## Dataset entries

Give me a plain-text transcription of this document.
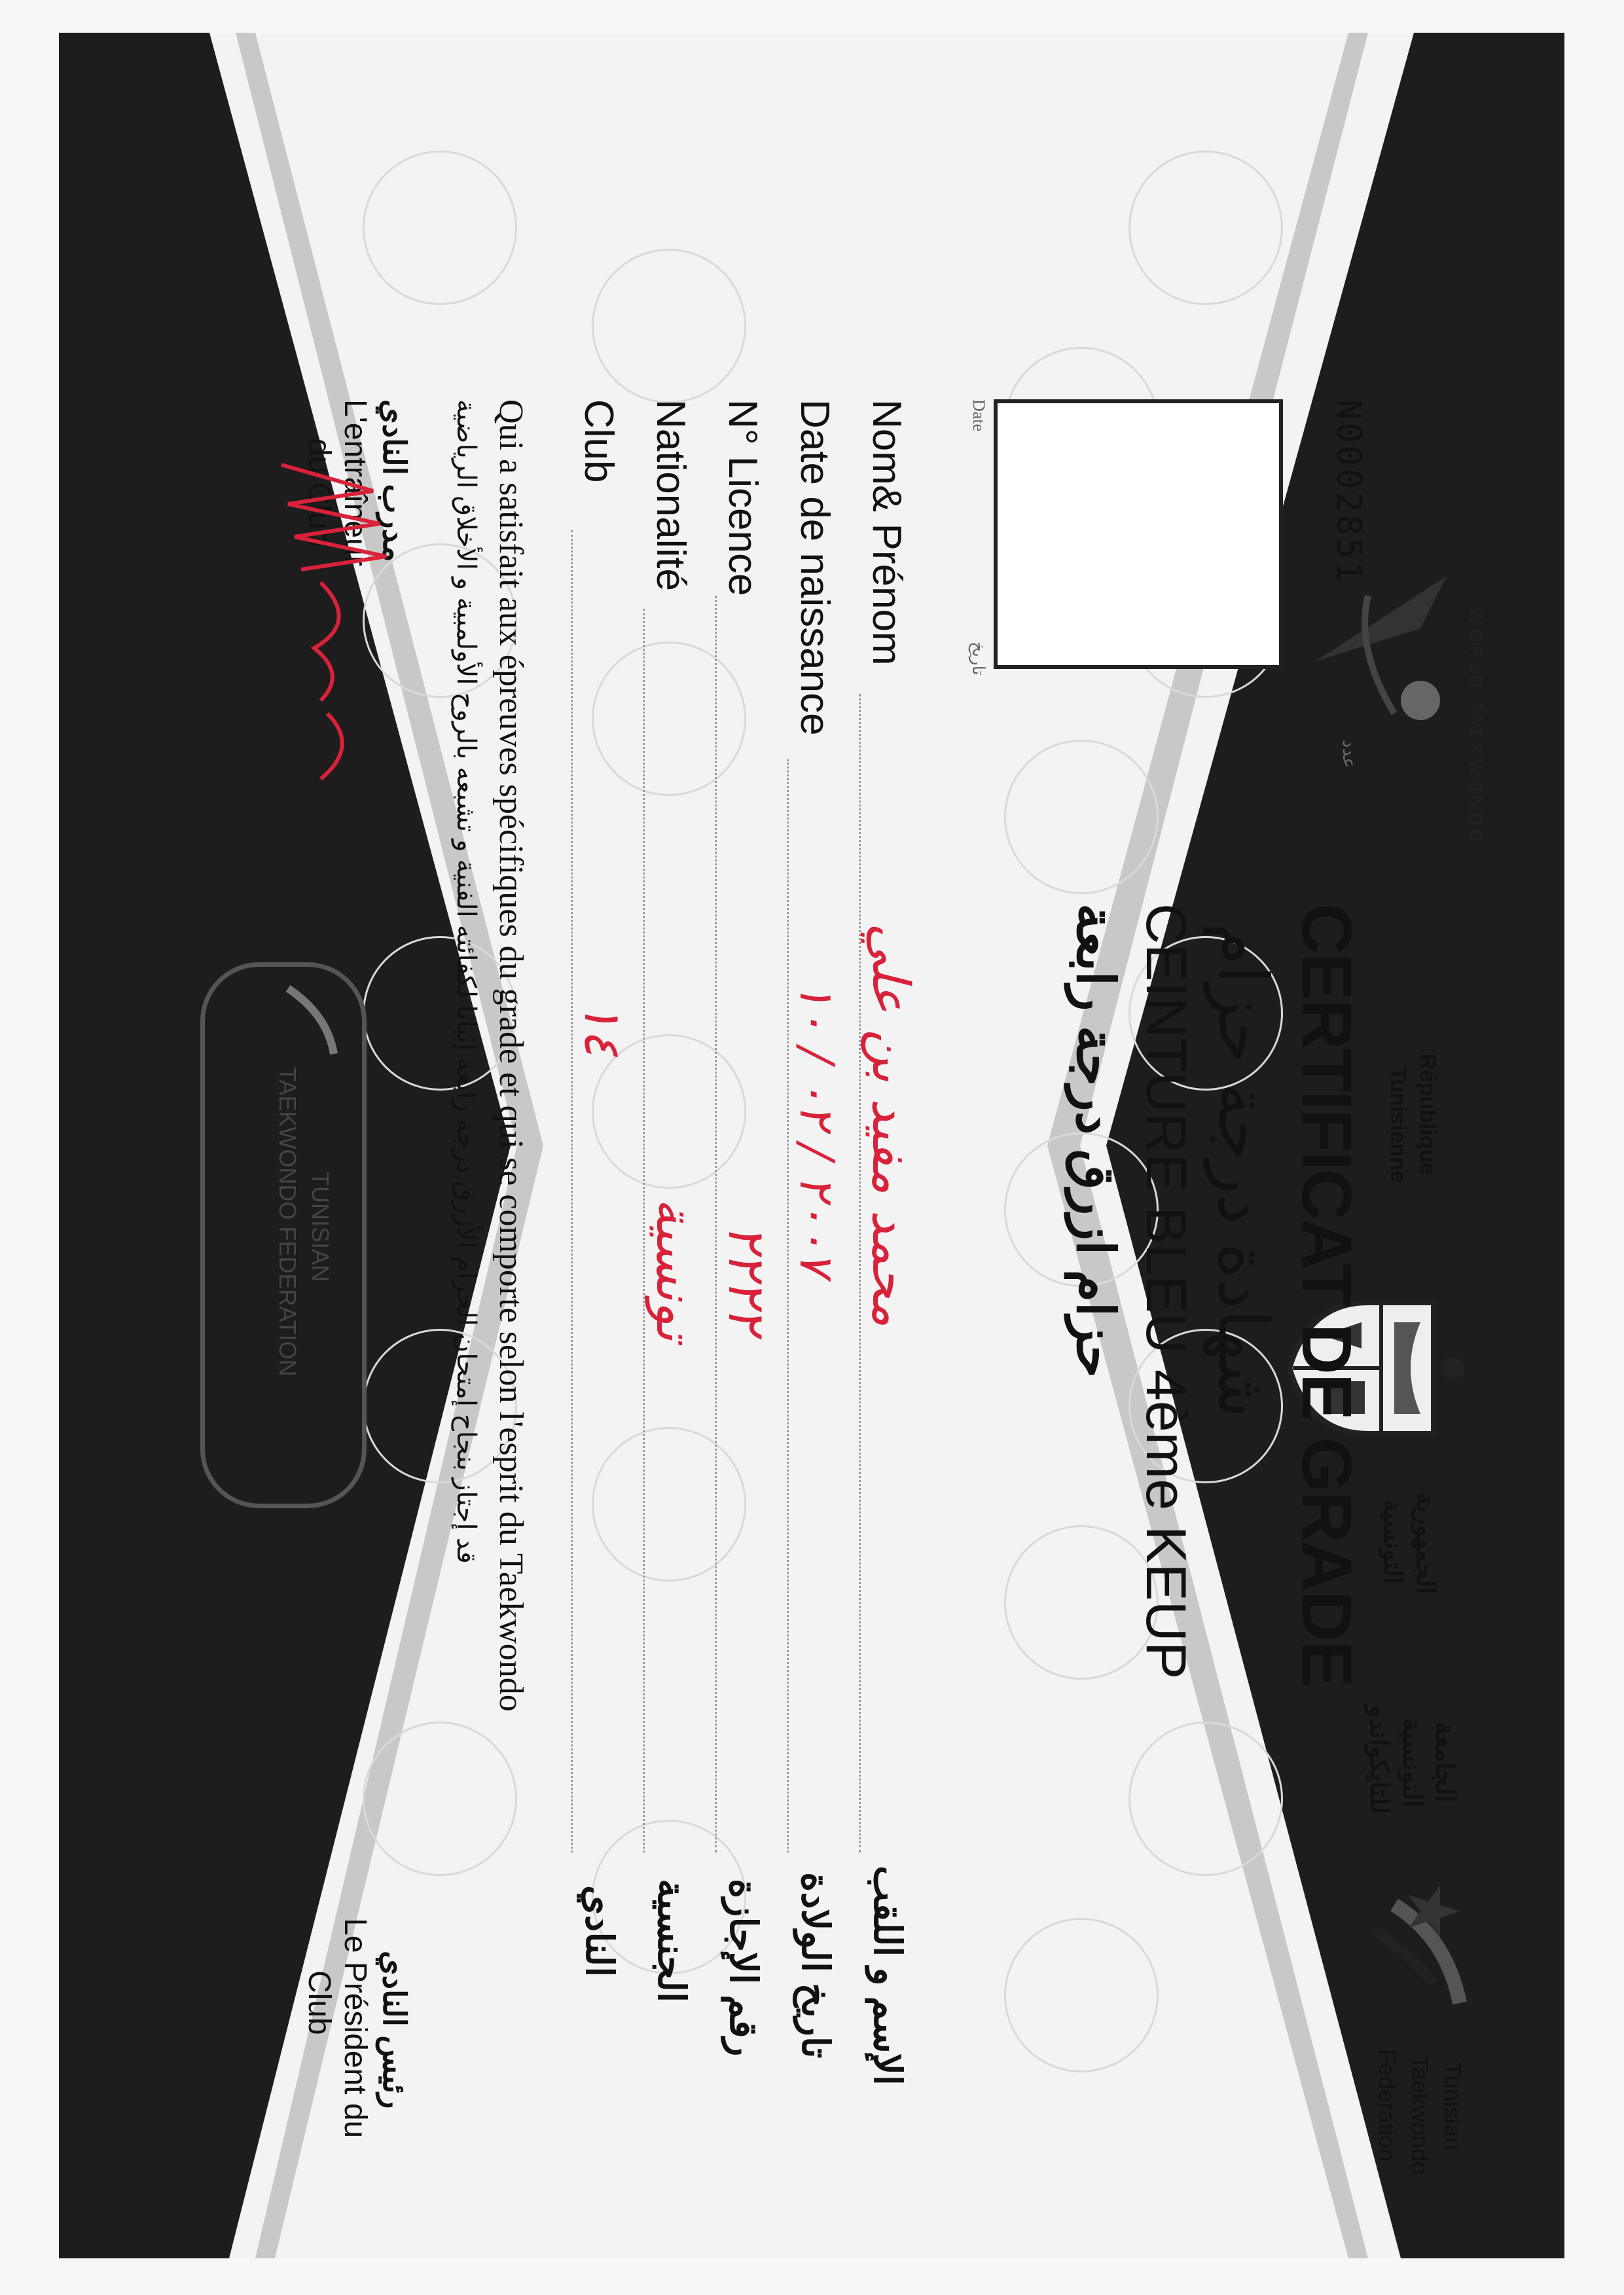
WORLD TAEKWONDO
République
Tunisienne
الجمهورية
التونسية
الجامعة
التونسية
للتايكواندو
Tunisian
Taekwondo
Federation
N0002851
عدد
Date
تاريخ
CERTIFICAT DE GRADE
شهادة درجة حزام
CEINTURE BLEU 4ème KEUP
حزام ازرق درجة رابعة
Nom& Prénom
محمد مفيد بن علي
الإسم و اللقب
Date de naissance
٢٠٠٧ / ٠٢ / ١٠
تاريخ الولادة
N° Licence
٢٢٢٢
رقم الإجازة
Nationalité
تونسية
الجنسية
Club
١٤
النادي
Qui a satisfait aux épreuves spécifiques du grade et qui se comporte selon l'esprit du Taekwondo
قد إجتاز بنجاح إمتحان الحزام الأزرق درجة رابعة إثباتا لكفائته الفنية و تشبعه بالروح الأولمبية و الأخلاق الرياضية
مدرب النادي
L'entraîneur
du Club
TUNISIAN
TAEKWONDO FEDERATION
رئيس النادي
Le Président du
Club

## Problem details
Every record above should come back exactly, but without its pictures.

## Reply to the exercise
Give me a plain-text transcription of this document.
WORLD TAEKWONDO
République
Tunisienne
الجمهورية
التونسية
الجامعة
التونسية
للتايكواندو
Tunisian
Taekwondo
Federation
N0002851
عدد
Date
تاريخ
CERTIFICAT DE GRADE
شهادة درجة حزام
CEINTURE BLEU 4ème KEUP
حزام ازرق درجة رابعة
Nom& Prénom
محمد مفيد بن علي
الإسم و اللقب
Date de naissance
٢٠٠٧ / ٠٢ / ١٠
تاريخ الولادة
N° Licence
٢٢٢٢
رقم الإجازة
Nationalité
تونسية
الجنسية
Club
١٤
النادي
Qui a satisfait aux épreuves spécifiques du grade et qui se comporte selon l'esprit du Taekwondo
قد إجتاز بنجاح إمتحان الحزام الأزرق درجة رابعة إثباتا لكفائته الفنية و تشبعه بالروح الأولمبية و الأخلاق الرياضية
مدرب النادي
L'entraîneur
du Club
TUNISIAN
TAEKWONDO FEDERATION
رئيس النادي
Le Président du
Club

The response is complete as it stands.